_Direction_
Copy each of the items below line for line without any changes, leaving out the pictures.

── Records for the task

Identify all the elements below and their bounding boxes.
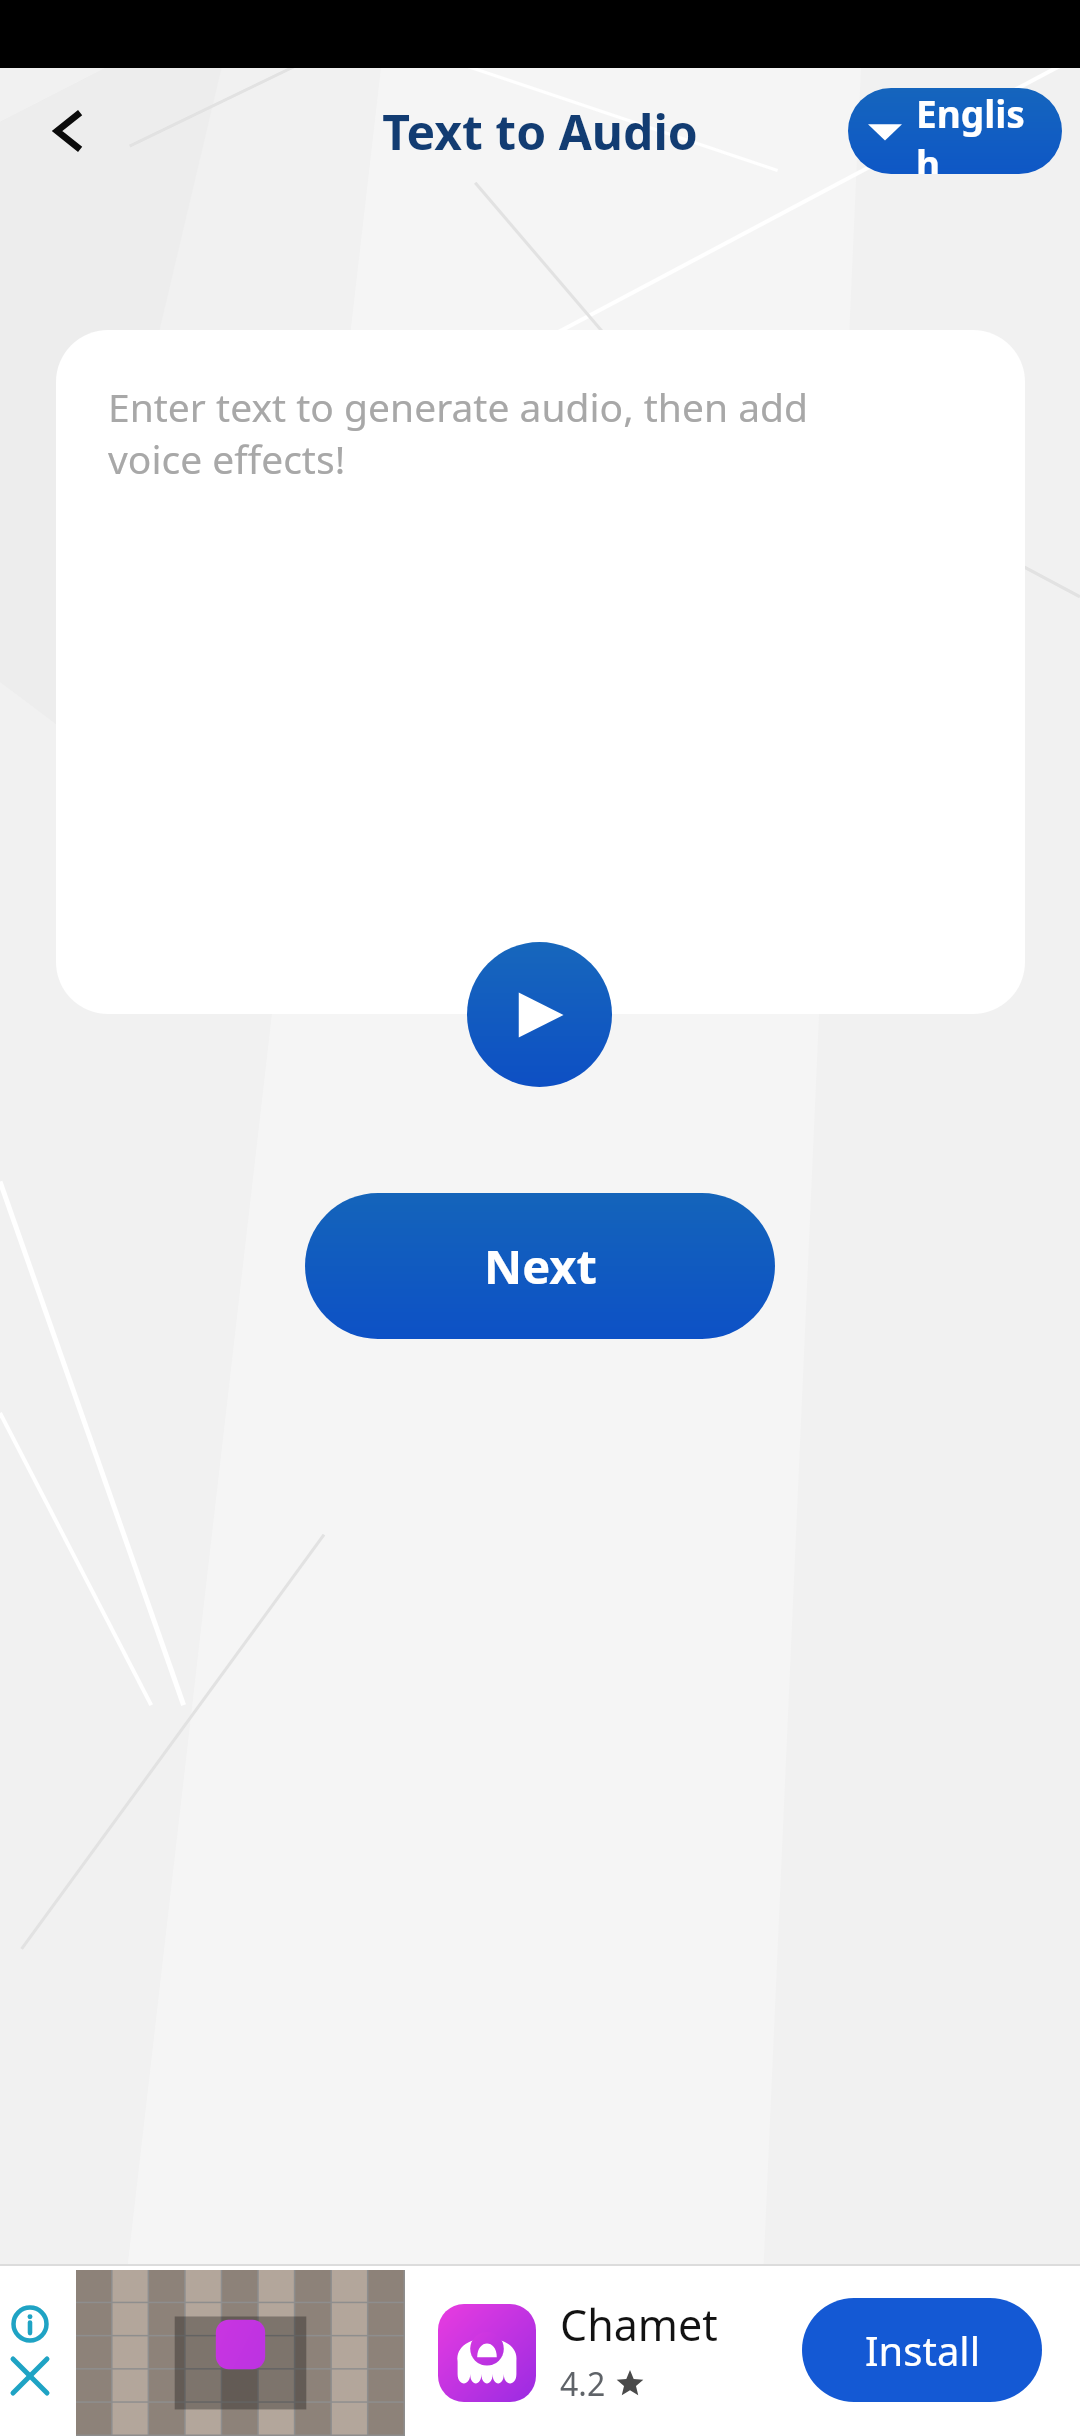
button[interactable]: Close ad	[4, 2350, 56, 2402]
button[interactable]: Enter text to generate audio, then add v…	[56, 330, 1025, 1014]
staticText: Next	[484, 1234, 597, 1298]
staticText: 4.2	[560, 2362, 606, 2406]
staticText: English	[916, 88, 1042, 174]
button[interactable]: Install	[802, 2298, 1042, 2402]
staticText: Enter text to generate audio, then add v…	[108, 380, 908, 485]
staticText: Install	[865, 2323, 980, 2377]
staticText: Chamet	[560, 2295, 718, 2354]
staticText: Text to Audio	[382, 99, 698, 164]
button[interactable]: Play	[467, 942, 612, 1087]
button[interactable]: Ad information	[4, 2298, 56, 2350]
button[interactable]: English	[848, 88, 1062, 174]
button[interactable]: Ad information	[0, 2264, 1080, 2436]
button[interactable]: Next	[305, 1193, 775, 1339]
button[interactable]: Back	[22, 83, 118, 179]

────

_Answer for the task_
Identify all the elements below and their bounding boxes.
button[interactable]: Close ad	[4, 2350, 56, 2402]
button[interactable]: Enter text to generate audio, then add v…	[56, 330, 1025, 1014]
staticText: Next	[484, 1234, 597, 1298]
staticText: 4.2	[560, 2362, 606, 2406]
staticText: English	[916, 88, 1042, 174]
button[interactable]: Install	[802, 2298, 1042, 2402]
staticText: Enter text to generate audio, then add v…	[108, 380, 908, 485]
staticText: Install	[865, 2323, 980, 2377]
staticText: Chamet	[560, 2295, 718, 2354]
staticText: Text to Audio	[382, 99, 698, 164]
button[interactable]: Play	[467, 942, 612, 1087]
button[interactable]: Ad information	[4, 2298, 56, 2350]
button[interactable]: English	[848, 88, 1062, 174]
button[interactable]: Ad information	[0, 2264, 1080, 2436]
button[interactable]: Next	[305, 1193, 775, 1339]
button[interactable]: Back	[22, 83, 118, 179]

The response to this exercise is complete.